─── EXERCISE INPUTS ───

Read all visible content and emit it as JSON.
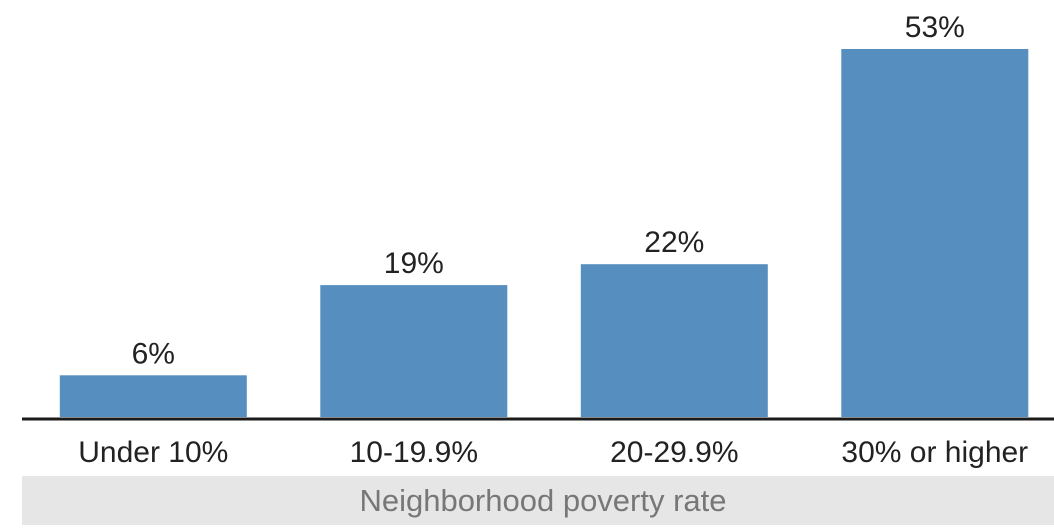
{
  "chart_data": {
    "type": "bar",
    "categories": [
      "Under 10%",
      "10-19.9%",
      "20-29.9%",
      "30% or higher"
    ],
    "values": [
      6,
      19,
      22,
      53
    ],
    "value_labels": [
      "6%",
      "19%",
      "22%",
      "53%"
    ],
    "xlabel": "Neighborhood poverty rate",
    "ylim": [
      0,
      53
    ],
    "grid": false,
    "legend": "none",
    "colors": {
      "bar": "#568fbf",
      "axis": "#1a1a1a",
      "text": "#222222",
      "xlabel_band": "#e6e6e6",
      "xlabel_text": "#777777"
    }
  }
}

───

GIVEN INSTRUCTION:
Repeat the material verbatim. Do not carry over any picture.

COMPLETED TASK:
Read all visible content and emit it as JSON.
{
  "chart_data": {
    "type": "bar",
    "categories": [
      "Under 10%",
      "10-19.9%",
      "20-29.9%",
      "30% or higher"
    ],
    "values": [
      6,
      19,
      22,
      53
    ],
    "value_labels": [
      "6%",
      "19%",
      "22%",
      "53%"
    ],
    "xlabel": "Neighborhood poverty rate",
    "ylim": [
      0,
      53
    ],
    "grid": false,
    "legend": "none",
    "colors": {
      "bar": "#568fbf",
      "axis": "#1a1a1a",
      "text": "#222222",
      "xlabel_band": "#e6e6e6",
      "xlabel_text": "#777777"
    }
  }
}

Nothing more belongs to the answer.